Print the entire listing. Each line must match the original exactly.

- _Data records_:
— Begin —
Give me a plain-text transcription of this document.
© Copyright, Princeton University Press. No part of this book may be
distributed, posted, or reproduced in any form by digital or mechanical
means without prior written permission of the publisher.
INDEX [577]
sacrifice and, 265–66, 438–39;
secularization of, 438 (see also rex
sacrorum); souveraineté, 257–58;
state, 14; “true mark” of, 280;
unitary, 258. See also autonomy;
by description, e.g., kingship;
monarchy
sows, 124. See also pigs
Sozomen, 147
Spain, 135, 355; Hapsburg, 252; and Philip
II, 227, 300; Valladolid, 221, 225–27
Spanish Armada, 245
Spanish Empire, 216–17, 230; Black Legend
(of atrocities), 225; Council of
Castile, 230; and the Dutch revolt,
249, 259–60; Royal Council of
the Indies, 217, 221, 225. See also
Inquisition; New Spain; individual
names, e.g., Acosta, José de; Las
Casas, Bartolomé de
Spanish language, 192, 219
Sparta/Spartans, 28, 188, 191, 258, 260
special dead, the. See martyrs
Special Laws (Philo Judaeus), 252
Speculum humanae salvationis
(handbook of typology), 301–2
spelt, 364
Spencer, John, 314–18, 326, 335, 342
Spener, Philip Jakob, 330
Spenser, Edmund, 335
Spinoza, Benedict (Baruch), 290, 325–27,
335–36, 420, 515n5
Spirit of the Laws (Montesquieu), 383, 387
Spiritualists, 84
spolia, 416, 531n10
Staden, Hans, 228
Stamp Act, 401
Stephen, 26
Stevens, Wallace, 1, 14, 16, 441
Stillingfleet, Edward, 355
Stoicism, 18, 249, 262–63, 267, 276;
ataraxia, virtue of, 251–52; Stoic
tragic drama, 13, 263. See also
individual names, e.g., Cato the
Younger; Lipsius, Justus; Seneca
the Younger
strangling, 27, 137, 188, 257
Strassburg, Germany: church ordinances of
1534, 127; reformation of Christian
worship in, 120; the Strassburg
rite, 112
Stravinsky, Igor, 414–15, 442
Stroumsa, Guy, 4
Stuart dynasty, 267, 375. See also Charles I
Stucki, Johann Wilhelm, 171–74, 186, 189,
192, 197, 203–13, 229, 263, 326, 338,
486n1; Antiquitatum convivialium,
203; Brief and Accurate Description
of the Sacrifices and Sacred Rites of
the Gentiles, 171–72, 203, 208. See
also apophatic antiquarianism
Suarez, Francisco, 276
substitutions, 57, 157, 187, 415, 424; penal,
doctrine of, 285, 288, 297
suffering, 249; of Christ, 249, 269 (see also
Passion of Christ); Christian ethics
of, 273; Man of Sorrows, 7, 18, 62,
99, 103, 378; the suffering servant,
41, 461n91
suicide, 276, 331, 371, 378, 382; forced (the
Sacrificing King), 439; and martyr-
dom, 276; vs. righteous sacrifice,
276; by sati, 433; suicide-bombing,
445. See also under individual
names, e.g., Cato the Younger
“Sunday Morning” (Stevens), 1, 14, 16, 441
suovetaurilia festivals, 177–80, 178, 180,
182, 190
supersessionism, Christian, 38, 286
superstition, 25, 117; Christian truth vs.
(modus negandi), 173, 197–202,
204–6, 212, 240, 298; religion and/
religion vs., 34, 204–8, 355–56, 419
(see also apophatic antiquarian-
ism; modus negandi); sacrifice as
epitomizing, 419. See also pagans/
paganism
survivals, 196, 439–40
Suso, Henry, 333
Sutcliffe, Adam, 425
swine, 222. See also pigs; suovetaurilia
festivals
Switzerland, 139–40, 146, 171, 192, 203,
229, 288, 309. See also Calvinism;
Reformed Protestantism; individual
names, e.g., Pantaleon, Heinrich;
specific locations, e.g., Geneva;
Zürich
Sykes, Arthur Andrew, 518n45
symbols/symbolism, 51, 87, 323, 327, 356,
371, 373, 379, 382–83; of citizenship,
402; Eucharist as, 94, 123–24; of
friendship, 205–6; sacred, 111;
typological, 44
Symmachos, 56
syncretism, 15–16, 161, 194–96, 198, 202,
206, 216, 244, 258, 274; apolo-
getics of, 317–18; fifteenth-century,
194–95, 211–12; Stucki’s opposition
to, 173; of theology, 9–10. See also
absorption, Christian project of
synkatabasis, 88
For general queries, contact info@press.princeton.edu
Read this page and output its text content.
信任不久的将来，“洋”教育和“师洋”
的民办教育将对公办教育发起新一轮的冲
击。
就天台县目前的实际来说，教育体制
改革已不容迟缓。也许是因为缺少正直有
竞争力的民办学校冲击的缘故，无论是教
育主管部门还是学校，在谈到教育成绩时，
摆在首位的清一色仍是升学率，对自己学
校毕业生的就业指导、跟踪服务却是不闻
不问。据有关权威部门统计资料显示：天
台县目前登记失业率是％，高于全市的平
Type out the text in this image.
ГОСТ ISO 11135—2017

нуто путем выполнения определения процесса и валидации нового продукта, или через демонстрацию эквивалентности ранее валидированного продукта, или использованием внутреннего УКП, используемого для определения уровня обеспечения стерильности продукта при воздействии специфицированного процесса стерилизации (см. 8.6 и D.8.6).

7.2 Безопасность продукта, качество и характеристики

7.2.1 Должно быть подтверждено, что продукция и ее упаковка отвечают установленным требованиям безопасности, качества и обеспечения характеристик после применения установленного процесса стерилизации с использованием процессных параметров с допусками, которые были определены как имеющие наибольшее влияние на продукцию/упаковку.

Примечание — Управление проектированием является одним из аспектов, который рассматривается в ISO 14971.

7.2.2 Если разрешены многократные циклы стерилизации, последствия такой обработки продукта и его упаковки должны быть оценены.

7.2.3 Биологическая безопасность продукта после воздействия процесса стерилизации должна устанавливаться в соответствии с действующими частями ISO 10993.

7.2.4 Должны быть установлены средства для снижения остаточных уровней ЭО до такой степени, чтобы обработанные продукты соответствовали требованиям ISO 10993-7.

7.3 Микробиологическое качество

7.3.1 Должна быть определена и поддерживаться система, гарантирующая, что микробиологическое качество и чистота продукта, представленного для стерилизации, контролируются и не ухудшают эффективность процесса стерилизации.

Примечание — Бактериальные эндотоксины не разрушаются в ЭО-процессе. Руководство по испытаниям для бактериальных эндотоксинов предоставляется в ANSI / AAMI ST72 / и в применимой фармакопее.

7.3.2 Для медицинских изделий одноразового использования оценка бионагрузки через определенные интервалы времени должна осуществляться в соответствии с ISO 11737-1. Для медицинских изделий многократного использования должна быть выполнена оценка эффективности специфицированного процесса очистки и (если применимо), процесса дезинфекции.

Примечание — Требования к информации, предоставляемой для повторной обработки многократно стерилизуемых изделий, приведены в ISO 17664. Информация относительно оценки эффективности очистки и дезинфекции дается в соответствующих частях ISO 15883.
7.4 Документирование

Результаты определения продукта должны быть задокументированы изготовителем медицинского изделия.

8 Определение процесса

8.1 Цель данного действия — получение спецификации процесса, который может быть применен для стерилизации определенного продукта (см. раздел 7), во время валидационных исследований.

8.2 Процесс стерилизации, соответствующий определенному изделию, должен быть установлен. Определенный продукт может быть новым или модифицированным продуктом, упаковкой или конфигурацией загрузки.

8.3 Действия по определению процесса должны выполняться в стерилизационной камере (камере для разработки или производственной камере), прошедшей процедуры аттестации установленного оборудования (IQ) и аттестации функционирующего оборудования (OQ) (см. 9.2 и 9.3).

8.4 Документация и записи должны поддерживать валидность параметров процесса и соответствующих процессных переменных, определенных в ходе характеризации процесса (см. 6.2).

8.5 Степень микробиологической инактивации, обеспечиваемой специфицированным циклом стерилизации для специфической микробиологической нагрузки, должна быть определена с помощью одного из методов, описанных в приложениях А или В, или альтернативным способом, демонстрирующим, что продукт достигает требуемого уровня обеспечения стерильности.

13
— End —
- _EXPECTED OUTPUT_:
Give me a plain-text transcription of this document.
© Copyright, Princeton University Press. No part of this book may be
distributed, posted, or reproduced in any form by digital or mechanical
means without prior written permission of the publisher.
INDEX [577]
sacrifice and, 265–66, 438–39;
secularization of, 438 (see also rex
sacrorum); souveraineté, 257–58;
state, 14; “true mark” of, 280;
unitary, 258. See also autonomy;
by description, e.g., kingship;
monarchy
sows, 124. See also pigs
Sozomen, 147
Spain, 135, 355; Hapsburg, 252; and Philip
II, 227, 300; Valladolid, 221, 225–27
Spanish Armada, 245
Spanish Empire, 216–17, 230; Black Legend
(of atrocities), 225; Council of
Castile, 230; and the Dutch revolt,
249, 259–60; Royal Council of
the Indies, 217, 221, 225. See also
Inquisition; New Spain; individual
names, e.g., Acosta, José de; Las
Casas, Bartolomé de
Spanish language, 192, 219
Sparta/Spartans, 28, 188, 191, 258, 260
special dead, the. See martyrs
Special Laws (Philo Judaeus), 252
Speculum humanae salvationis
(handbook of typology), 301–2
spelt, 364
Spencer, John, 314–18, 326, 335, 342
Spener, Philip Jakob, 330
Spenser, Edmund, 335
Spinoza, Benedict (Baruch), 290, 325–27,
335–36, 420, 515n5
Spirit of the Laws (Montesquieu), 383, 387
Spiritualists, 84
spolia, 416, 531n10
Staden, Hans, 228
Stamp Act, 401
Stephen, 26
Stevens, Wallace, 1, 14, 16, 441
Stillingfleet, Edward, 355
Stoicism, 18, 249, 262–63, 267, 276;
ataraxia, virtue of, 251–52; Stoic
tragic drama, 13, 263. See also
individual names, e.g., Cato the
Younger; Lipsius, Justus; Seneca
the Younger
strangling, 27, 137, 188, 257
Strassburg, Germany: church ordinances of
1534, 127; reformation of Christian
worship in, 120; the Strassburg
rite, 112
Stravinsky, Igor, 414–15, 442
Stroumsa, Guy, 4
Stuart dynasty, 267, 375. See also Charles I
Stucki, Johann Wilhelm, 171–74, 186, 189,
192, 197, 203–13, 229, 263, 326, 338,
486n1; Antiquitatum convivialium,
203; Brief and Accurate Description
of the Sacrifices and Sacred Rites of
the Gentiles, 171–72, 203, 208. See
also apophatic antiquarianism
Suarez, Francisco, 276
substitutions, 57, 157, 187, 415, 424; penal,
doctrine of, 285, 288, 297
suffering, 249; of Christ, 249, 269 (see also
Passion of Christ); Christian ethics
of, 273; Man of Sorrows, 7, 18, 62,
99, 103, 378; the suffering servant,
41, 461n91
suicide, 276, 331, 371, 378, 382; forced (the
Sacrificing King), 439; and martyr-
dom, 276; vs. righteous sacrifice,
276; by sati, 433; suicide-bombing,
445. See also under individual
names, e.g., Cato the Younger
“Sunday Morning” (Stevens), 1, 14, 16, 441
suovetaurilia festivals, 177–80, 178, 180,
182, 190
supersessionism, Christian, 38, 286
superstition, 25, 117; Christian truth vs.
(modus negandi), 173, 197–202,
204–6, 212, 240, 298; religion and/
religion vs., 34, 204–8, 355–56, 419
(see also apophatic antiquarian-
ism; modus negandi); sacrifice as
epitomizing, 419. See also pagans/
paganism
survivals, 196, 439–40
Suso, Henry, 333
Sutcliffe, Adam, 425
swine, 222. See also pigs; suovetaurilia
festivals
Switzerland, 139–40, 146, 171, 192, 203,
229, 288, 309. See also Calvinism;
Reformed Protestantism; individual
names, e.g., Pantaleon, Heinrich;
specific locations, e.g., Geneva;
Zürich
Sykes, Arthur Andrew, 518n45
symbols/symbolism, 51, 87, 323, 327, 356,
371, 373, 379, 382–83; of citizenship,
402; Eucharist as, 94, 123–24; of
friendship, 205–6; sacred, 111;
typological, 44
Symmachos, 56
syncretism, 15–16, 161, 194–96, 198, 202,
206, 216, 244, 258, 274; apolo-
getics of, 317–18; fifteenth-century,
194–95, 211–12; Stucki’s opposition
to, 173; of theology, 9–10. See also
absorption, Christian project of
synkatabasis, 88
For general queries, contact info@press.princeton.edu
Read this page and output its text content.
信任不久的将来，“洋”教育和“师洋”
的民办教育将对公办教育发起新一轮的冲
击。
就天台县目前的实际来说，教育体制
改革已不容迟缓。也许是因为缺少正直有
竞争力的民办学校冲击的缘故，无论是教
育主管部门还是学校，在谈到教育成绩时，
摆在首位的清一色仍是升学率，对自己学
校毕业生的就业指导、跟踪服务却是不闻
不问。据有关权威部门统计资料显示：天
台县目前登记失业率是％，高于全市的平
Type out the text in this image.
ГОСТ ISO 11135—2017

нуто путем выполнения определения процесса и валидации нового продукта, или через демонстрацию эквивалентности ранее валидированного продукта, или использованием внутреннего УКП, используемого для определения уровня обеспечения стерильности продукта при воздействии специфицированного процесса стерилизации (см. 8.6 и D.8.6).

7.2 Безопасность продукта, качество и характеристики

7.2.1 Должно быть подтверждено, что продукция и ее упаковка отвечают установленным требованиям безопасности, качества и обеспечения характеристик после применения установленного процесса стерилизации с использованием процессных параметров с допусками, которые были определены как имеющие наибольшее влияние на продукцию/упаковку.

Примечание — Управление проектированием является одним из аспектов, который рассматривается в ISO 14971.

7.2.2 Если разрешены многократные циклы стерилизации, последствия такой обработки продукта и его упаковки должны быть оценены.

7.2.3 Биологическая безопасность продукта после воздействия процесса стерилизации должна устанавливаться в соответствии с действующими частями ISO 10993.

7.2.4 Должны быть установлены средства для снижения остаточных уровней ЭО до такой степени, чтобы обработанные продукты соответствовали требованиям ISO 10993-7.

7.3 Микробиологическое качество

7.3.1 Должна быть определена и поддерживаться система, гарантирующая, что микробиологическое качество и чистота продукта, представленного для стерилизации, контролируются и не ухудшают эффективность процесса стерилизации.

Примечание — Бактериальные эндотоксины не разрушаются в ЭО-процессе. Руководство по испытаниям для бактериальных эндотоксинов предоставляется в ANSI / AAMI ST72 / и в применимой фармакопее.

7.3.2 Для медицинских изделий одноразового использования оценка бионагрузки через определенные интервалы времени должна осуществляться в соответствии с ISO 11737-1. Для медицинских изделий многократного использования должна быть выполнена оценка эффективности специфицированного процесса очистки и (если применимо), процесса дезинфекции.

Примечание — Требования к информации, предоставляемой для повторной обработки многократно стерилизуемых изделий, приведены в ISO 17664. Информация относительно оценки эффективности очистки и дезинфекции дается в соответствующих частях ISO 15883.
7.4 Документирование

Результаты определения продукта должны быть задокументированы изготовителем медицинского изделия.

8 Определение процесса

8.1 Цель данного действия — получение спецификации процесса, который может быть применен для стерилизации определенного продукта (см. раздел 7), во время валидационных исследований.

8.2 Процесс стерилизации, соответствующий определенному изделию, должен быть установлен. Определенный продукт может быть новым или модифицированным продуктом, упаковкой или конфигурацией загрузки.

8.3 Действия по определению процесса должны выполняться в стерилизационной камере (камере для разработки или производственной камере), прошедшей процедуры аттестации установленного оборудования (IQ) и аттестации функционирующего оборудования (OQ) (см. 9.2 и 9.3).

8.4 Документация и записи должны поддерживать валидность параметров процесса и соответствующих процессных переменных, определенных в ходе характеризации процесса (см. 6.2).

8.5 Степень микробиологической инактивации, обеспечиваемой специфицированным циклом стерилизации для специфической микробиологической нагрузки, должна быть определена с помощью одного из методов, описанных в приложениях А или В, или альтернативным способом, демонстрирующим, что продукт достигает требуемого уровня обеспечения стерильности.

13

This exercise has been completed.